BRIEF:
Extract every line of the material that holds the string "Дата".
=-=-=
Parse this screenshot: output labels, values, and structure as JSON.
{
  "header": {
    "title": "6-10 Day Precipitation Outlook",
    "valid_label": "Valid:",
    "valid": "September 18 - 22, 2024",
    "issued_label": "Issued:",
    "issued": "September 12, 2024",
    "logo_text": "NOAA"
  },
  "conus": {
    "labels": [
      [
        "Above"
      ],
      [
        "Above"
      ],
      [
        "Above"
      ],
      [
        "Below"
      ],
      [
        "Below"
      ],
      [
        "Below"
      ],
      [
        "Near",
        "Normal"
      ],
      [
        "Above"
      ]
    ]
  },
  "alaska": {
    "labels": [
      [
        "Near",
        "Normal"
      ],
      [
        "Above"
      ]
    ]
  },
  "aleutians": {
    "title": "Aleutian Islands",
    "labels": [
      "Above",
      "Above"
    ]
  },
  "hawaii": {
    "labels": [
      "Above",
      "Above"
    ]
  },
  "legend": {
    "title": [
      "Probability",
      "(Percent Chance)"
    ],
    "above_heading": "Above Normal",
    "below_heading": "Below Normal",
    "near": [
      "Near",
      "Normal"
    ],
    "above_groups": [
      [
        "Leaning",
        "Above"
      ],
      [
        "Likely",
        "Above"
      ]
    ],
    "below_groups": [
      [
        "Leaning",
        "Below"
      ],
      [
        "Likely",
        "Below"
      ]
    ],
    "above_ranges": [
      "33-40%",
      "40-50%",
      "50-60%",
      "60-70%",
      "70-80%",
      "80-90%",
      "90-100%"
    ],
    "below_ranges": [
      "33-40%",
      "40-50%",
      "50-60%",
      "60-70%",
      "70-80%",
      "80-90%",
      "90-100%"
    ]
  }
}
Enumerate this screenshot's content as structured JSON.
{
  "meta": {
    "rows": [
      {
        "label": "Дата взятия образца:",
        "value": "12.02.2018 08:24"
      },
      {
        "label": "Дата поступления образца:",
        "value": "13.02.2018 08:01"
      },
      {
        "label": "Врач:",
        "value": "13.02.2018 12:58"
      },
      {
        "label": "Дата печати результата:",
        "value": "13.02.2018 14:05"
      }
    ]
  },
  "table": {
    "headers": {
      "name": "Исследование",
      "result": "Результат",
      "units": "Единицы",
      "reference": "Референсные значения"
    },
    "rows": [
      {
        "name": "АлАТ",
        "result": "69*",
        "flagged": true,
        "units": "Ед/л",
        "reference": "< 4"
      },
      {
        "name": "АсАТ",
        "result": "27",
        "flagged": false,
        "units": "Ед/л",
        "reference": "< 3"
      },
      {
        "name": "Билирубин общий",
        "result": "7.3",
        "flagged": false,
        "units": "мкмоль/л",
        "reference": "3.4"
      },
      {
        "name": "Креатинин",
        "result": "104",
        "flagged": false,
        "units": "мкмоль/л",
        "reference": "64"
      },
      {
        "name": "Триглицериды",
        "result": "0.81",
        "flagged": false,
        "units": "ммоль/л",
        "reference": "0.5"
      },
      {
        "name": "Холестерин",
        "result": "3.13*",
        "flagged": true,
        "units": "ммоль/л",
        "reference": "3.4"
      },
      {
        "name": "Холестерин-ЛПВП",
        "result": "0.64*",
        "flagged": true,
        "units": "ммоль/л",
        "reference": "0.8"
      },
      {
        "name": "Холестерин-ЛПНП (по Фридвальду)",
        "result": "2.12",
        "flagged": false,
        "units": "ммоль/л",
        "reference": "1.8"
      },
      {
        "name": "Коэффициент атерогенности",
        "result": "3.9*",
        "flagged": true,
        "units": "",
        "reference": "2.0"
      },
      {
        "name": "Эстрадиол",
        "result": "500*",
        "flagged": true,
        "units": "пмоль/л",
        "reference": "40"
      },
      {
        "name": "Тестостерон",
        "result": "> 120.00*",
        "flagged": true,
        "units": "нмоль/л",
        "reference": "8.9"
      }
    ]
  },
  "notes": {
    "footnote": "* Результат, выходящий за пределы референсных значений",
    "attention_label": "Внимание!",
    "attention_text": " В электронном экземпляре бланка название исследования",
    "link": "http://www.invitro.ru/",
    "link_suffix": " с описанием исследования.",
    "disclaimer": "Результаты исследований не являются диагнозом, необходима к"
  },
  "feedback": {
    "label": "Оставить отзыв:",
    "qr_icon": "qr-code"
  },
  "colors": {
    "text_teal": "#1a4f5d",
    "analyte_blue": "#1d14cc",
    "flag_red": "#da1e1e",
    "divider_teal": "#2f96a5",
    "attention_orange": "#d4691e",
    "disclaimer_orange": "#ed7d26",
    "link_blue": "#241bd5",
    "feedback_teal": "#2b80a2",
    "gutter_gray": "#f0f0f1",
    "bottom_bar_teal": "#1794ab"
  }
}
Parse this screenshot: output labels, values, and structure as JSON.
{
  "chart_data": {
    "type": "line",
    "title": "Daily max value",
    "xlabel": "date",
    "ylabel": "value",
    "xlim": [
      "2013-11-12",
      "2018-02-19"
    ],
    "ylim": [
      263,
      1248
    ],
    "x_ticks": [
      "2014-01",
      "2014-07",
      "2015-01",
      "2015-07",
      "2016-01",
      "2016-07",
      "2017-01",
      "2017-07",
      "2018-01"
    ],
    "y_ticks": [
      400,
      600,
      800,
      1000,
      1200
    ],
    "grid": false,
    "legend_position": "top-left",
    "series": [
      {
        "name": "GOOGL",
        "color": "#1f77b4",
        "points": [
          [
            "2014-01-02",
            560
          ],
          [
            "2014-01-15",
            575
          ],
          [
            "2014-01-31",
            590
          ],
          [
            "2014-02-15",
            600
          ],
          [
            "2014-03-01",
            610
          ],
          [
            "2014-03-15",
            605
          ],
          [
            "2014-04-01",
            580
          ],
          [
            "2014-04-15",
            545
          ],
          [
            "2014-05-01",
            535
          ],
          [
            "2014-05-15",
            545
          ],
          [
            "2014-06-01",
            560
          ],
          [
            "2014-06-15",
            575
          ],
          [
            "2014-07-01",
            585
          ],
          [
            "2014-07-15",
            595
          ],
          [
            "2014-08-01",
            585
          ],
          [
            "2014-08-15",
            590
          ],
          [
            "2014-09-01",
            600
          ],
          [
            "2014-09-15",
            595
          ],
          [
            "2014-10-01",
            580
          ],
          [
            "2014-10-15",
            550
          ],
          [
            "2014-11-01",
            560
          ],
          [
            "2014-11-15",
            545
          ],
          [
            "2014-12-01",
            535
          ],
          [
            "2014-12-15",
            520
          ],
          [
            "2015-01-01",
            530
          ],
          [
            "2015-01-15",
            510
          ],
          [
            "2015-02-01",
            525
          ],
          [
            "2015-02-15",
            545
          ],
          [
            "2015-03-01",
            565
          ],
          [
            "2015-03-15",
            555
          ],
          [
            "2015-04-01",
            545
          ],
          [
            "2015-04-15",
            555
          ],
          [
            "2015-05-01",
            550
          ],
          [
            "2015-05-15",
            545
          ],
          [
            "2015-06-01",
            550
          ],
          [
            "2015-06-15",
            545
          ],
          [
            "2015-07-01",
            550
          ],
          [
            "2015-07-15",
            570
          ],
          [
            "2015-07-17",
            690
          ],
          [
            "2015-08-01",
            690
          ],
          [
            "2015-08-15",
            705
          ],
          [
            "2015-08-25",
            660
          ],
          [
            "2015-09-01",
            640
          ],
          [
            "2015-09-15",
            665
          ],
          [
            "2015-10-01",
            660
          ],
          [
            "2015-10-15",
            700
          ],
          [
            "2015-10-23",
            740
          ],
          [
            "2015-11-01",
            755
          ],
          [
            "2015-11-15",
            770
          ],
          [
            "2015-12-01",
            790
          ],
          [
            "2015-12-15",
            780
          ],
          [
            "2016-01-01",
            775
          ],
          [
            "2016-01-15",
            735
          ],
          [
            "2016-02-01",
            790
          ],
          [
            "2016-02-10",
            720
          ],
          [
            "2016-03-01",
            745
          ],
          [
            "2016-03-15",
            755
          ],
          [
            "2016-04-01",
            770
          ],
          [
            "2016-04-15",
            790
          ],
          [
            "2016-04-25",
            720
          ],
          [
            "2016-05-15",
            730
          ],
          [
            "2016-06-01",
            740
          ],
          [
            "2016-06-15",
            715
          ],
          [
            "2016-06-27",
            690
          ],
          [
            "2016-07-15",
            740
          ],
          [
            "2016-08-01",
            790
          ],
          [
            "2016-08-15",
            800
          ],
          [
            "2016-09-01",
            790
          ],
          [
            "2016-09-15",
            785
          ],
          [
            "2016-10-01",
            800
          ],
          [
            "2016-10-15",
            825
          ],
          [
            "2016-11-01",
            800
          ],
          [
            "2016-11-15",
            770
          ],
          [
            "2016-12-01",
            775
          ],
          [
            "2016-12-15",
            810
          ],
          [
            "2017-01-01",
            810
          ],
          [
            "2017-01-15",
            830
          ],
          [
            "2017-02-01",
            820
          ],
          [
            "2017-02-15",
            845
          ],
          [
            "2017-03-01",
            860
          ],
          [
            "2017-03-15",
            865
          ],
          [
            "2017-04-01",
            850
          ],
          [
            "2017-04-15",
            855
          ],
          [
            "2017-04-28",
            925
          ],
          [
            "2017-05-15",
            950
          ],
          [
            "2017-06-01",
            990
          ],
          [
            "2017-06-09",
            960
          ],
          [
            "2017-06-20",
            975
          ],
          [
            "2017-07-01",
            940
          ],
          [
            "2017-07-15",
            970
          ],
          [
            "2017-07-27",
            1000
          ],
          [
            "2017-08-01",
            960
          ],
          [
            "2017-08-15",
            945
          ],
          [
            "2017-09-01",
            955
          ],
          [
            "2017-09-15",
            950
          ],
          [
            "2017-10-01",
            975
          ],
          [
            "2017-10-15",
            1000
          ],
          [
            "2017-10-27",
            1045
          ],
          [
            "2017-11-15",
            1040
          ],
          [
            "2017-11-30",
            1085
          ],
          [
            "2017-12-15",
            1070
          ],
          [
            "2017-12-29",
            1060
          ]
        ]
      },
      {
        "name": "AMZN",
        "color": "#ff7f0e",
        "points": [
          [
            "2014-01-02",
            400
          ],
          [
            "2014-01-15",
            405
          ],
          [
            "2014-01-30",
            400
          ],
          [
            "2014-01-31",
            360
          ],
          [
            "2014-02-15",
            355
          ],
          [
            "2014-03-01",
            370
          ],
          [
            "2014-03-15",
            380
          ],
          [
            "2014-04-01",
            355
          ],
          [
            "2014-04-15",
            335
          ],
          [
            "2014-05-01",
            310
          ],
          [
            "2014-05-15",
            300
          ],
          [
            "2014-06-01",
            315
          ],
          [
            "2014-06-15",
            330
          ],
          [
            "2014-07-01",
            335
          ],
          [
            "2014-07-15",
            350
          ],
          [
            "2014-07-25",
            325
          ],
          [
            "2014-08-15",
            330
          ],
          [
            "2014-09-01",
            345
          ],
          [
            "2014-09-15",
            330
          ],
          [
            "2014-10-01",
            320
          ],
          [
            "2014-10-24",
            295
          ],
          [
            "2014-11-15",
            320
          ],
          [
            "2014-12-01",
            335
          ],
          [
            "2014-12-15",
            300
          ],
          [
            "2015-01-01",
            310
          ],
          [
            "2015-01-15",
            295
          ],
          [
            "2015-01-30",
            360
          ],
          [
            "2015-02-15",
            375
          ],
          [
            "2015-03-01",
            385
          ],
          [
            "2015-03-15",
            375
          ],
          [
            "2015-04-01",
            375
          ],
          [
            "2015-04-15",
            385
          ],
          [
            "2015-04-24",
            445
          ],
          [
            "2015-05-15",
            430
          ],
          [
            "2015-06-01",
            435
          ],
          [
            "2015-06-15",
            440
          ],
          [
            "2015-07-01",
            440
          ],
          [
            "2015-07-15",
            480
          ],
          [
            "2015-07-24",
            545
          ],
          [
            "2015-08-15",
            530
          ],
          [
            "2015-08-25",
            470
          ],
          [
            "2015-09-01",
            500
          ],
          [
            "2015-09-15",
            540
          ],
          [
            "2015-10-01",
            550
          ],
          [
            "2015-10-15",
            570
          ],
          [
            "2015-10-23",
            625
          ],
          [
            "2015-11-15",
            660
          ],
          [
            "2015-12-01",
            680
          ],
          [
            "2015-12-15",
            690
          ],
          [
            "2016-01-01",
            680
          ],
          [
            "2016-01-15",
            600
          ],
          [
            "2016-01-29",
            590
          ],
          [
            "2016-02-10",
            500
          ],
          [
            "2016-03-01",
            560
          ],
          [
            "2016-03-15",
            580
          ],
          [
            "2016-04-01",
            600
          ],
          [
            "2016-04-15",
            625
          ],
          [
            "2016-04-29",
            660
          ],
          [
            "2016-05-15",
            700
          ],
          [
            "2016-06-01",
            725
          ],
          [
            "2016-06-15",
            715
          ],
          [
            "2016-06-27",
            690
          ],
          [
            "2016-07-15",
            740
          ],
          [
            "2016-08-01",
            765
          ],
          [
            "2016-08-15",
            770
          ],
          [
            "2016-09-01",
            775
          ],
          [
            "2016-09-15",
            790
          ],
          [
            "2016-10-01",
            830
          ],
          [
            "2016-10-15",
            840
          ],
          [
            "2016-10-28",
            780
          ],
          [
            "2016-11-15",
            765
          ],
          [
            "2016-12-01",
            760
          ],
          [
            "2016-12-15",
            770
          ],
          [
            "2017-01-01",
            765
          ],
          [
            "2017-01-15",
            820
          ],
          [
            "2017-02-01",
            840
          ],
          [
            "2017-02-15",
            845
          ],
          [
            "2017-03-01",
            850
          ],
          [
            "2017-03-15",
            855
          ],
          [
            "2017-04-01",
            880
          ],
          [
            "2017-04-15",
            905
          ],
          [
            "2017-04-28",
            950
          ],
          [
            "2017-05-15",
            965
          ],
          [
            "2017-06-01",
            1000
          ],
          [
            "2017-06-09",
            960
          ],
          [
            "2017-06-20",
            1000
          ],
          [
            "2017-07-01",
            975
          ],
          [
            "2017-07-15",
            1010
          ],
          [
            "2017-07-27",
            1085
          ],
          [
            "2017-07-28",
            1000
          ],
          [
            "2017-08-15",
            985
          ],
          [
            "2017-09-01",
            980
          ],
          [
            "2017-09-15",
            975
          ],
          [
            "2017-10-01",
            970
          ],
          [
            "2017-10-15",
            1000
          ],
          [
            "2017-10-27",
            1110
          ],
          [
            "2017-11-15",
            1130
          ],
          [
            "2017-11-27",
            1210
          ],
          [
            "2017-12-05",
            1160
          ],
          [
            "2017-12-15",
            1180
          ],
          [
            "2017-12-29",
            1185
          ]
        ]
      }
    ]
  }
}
=-=-=
SOLUTION FOR THIS EXERCISE:
        "label": "Дата взятия образца:",
        "label": "Дата поступления образца:",
        "label": "Дата печати результата:",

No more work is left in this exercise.